WHAT TO WORK ON:
Pull out every line below that holds the word "failu".

::::

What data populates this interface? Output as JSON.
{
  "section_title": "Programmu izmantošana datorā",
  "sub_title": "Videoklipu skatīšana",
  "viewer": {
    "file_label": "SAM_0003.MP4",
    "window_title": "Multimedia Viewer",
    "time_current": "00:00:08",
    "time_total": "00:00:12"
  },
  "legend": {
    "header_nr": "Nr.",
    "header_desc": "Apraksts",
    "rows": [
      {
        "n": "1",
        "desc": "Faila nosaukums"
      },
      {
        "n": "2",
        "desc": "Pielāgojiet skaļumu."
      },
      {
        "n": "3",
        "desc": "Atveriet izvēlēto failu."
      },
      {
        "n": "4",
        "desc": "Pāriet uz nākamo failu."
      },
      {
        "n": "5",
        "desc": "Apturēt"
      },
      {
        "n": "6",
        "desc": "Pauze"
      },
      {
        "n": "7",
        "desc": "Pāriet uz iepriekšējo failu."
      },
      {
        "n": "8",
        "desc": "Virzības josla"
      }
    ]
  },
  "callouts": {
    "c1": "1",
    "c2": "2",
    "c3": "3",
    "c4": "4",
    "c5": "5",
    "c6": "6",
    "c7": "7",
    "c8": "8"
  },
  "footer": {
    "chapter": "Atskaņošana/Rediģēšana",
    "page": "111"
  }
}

::::

REPLY TO THE EXERCISE:
        "desc": "Atveriet izvēlēto failu."
        "desc": "Pāriet uz nākamo failu."
        "desc": "Pāriet uz iepriekšējo failu."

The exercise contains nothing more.